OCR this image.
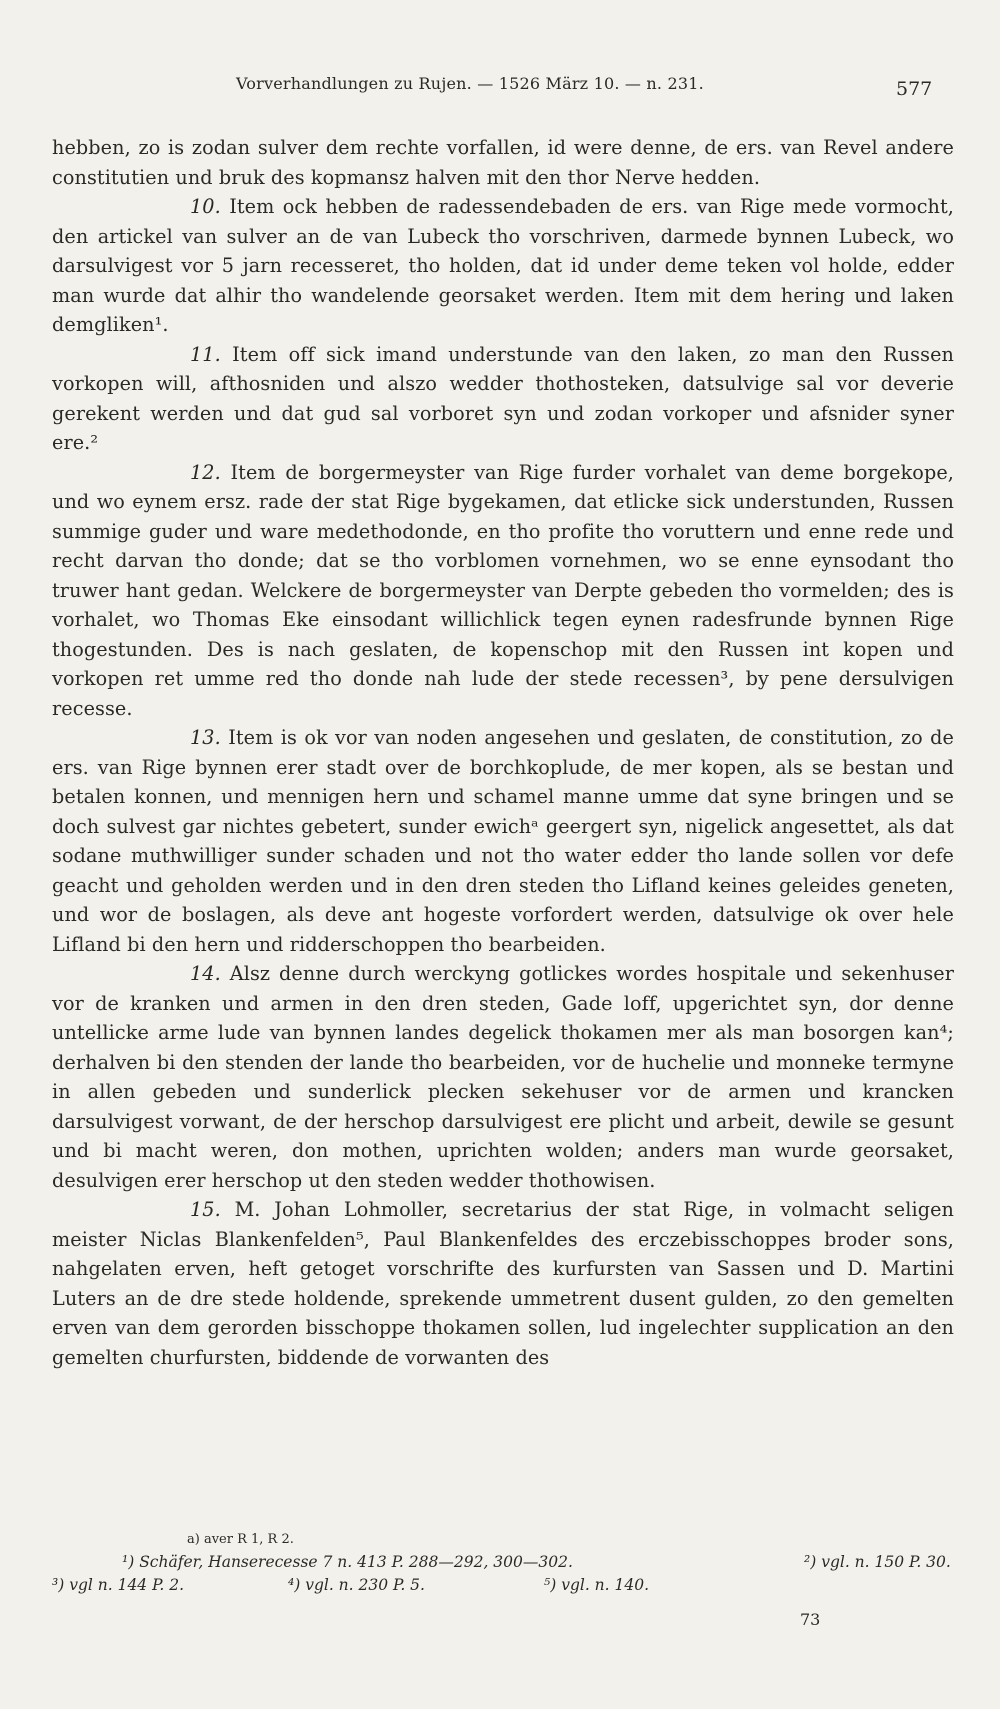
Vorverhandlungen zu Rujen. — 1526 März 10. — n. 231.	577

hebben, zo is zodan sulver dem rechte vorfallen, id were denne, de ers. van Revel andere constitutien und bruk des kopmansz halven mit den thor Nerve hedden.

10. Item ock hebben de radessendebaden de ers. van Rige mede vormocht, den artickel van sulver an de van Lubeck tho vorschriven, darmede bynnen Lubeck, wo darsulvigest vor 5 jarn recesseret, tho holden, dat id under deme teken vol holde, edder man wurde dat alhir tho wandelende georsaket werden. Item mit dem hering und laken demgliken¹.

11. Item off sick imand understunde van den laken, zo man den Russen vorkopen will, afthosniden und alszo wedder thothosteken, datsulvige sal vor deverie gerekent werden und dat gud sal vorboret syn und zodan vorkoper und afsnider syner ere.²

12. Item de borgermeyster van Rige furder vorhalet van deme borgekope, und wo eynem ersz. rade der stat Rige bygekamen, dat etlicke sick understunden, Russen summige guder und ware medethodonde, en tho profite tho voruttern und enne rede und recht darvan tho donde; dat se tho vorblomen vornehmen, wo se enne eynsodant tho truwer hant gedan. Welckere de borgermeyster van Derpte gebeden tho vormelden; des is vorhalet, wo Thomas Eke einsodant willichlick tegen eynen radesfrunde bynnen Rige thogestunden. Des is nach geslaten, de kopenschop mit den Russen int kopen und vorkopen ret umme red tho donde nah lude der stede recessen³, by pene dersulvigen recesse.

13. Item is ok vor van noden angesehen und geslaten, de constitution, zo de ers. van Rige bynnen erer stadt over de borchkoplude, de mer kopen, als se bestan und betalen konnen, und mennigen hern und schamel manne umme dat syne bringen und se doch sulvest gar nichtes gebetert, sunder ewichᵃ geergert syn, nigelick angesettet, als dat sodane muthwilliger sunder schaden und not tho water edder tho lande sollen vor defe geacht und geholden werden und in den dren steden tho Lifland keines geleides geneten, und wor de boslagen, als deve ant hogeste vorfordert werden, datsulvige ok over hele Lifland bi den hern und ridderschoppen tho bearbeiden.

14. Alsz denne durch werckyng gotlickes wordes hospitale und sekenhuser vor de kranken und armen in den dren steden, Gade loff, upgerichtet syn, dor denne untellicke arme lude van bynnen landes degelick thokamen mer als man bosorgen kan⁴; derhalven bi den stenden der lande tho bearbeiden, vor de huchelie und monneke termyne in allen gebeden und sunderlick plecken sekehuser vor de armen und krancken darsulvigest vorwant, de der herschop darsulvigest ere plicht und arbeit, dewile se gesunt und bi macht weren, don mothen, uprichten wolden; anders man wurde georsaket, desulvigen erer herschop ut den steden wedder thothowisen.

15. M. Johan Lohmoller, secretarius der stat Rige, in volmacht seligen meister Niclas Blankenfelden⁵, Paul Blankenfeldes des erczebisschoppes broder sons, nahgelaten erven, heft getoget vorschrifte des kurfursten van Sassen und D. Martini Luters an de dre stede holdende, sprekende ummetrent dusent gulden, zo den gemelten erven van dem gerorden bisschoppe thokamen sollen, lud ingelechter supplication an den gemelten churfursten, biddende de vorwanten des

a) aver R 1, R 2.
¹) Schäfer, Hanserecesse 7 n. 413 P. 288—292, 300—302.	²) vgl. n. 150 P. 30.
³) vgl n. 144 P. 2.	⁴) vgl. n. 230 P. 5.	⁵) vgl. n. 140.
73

...

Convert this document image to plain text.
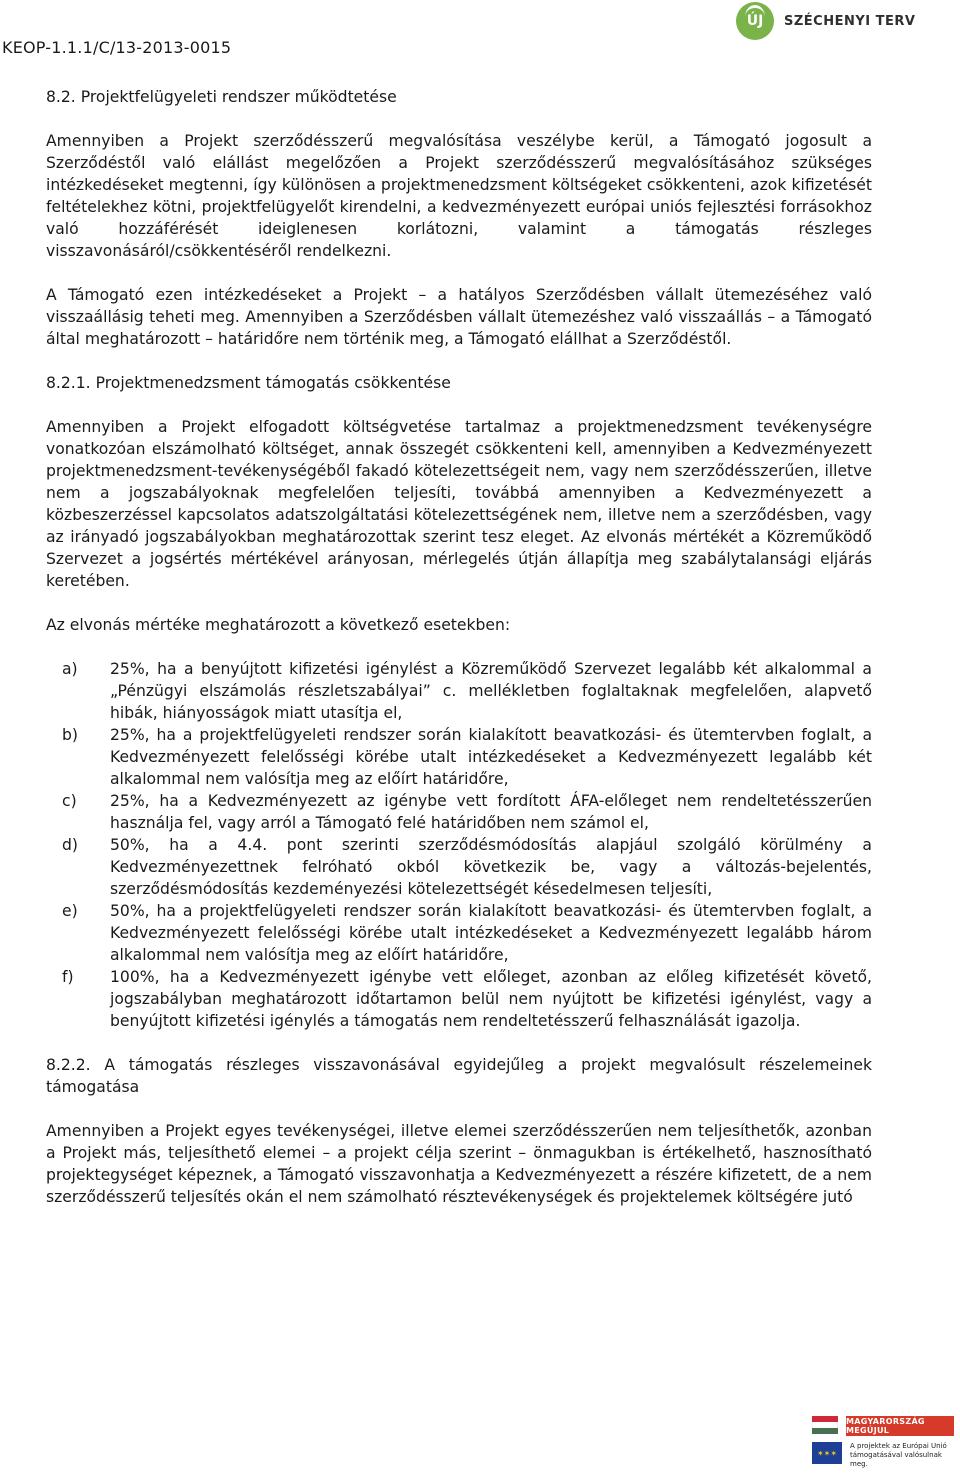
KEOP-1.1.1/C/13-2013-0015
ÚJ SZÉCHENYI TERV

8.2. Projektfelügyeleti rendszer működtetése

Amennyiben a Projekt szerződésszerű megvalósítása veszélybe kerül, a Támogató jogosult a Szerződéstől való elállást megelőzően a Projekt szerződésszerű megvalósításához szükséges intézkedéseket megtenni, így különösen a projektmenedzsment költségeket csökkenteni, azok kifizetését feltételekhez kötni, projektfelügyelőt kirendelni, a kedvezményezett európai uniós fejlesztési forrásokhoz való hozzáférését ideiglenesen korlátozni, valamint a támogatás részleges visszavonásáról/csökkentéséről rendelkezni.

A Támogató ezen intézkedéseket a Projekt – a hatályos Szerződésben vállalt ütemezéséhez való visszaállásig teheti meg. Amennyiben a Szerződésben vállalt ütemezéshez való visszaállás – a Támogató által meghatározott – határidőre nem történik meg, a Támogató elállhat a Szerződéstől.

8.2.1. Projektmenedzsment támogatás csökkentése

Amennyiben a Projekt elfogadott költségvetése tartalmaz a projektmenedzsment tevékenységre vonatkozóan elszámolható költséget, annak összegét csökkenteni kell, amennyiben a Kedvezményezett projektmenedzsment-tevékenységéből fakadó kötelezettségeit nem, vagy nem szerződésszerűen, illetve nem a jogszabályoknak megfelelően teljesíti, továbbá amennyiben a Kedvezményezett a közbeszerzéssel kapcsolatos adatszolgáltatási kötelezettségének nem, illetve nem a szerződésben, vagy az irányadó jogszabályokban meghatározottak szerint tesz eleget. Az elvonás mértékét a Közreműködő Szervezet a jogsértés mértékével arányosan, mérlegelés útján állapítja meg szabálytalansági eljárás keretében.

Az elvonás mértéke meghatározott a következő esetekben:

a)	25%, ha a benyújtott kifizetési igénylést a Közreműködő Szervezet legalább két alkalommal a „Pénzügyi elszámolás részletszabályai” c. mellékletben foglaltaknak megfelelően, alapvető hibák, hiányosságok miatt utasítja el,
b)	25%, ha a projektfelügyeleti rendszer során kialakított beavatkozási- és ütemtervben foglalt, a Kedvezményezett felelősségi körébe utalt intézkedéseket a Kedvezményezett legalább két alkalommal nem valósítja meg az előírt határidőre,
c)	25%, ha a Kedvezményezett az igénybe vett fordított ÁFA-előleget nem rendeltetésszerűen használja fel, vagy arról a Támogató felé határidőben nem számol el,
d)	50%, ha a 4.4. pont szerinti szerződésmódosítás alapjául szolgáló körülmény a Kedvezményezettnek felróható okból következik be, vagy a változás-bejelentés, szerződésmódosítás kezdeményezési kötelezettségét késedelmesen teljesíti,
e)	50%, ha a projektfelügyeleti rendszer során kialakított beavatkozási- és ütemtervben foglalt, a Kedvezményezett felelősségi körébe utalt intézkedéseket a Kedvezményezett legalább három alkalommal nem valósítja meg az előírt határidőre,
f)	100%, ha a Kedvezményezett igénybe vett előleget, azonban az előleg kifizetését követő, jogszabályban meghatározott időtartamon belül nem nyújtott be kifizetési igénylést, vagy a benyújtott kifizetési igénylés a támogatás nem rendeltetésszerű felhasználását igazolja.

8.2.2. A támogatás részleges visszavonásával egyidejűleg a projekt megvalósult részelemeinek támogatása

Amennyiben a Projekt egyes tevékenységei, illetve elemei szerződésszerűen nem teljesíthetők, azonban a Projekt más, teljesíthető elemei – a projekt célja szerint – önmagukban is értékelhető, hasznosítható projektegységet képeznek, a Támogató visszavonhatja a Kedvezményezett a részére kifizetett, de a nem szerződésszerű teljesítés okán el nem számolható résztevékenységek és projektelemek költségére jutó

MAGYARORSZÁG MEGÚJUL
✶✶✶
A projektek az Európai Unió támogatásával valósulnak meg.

* **PROBLEM DESCRIPTION**:
Display every line of the listing that contains the string "során".

* **COMPLETE ANSWER**:
b)	25%, ha a projektfelügyeleti rendszer során kialakított beavatkozási- és ütemtervben foglalt, a Kedvezményezett felelősségi körébe utalt intézkedéseket a Kedvezményezett legalább két alkalommal nem valósítja meg az előírt határidőre,
e)	50%, ha a projektfelügyeleti rendszer során kialakított beavatkozási- és ütemtervben foglalt, a Kedvezményezett felelősségi körébe utalt intézkedéseket a Kedvezményezett legalább három alkalommal nem valósítja meg az előírt határidőre,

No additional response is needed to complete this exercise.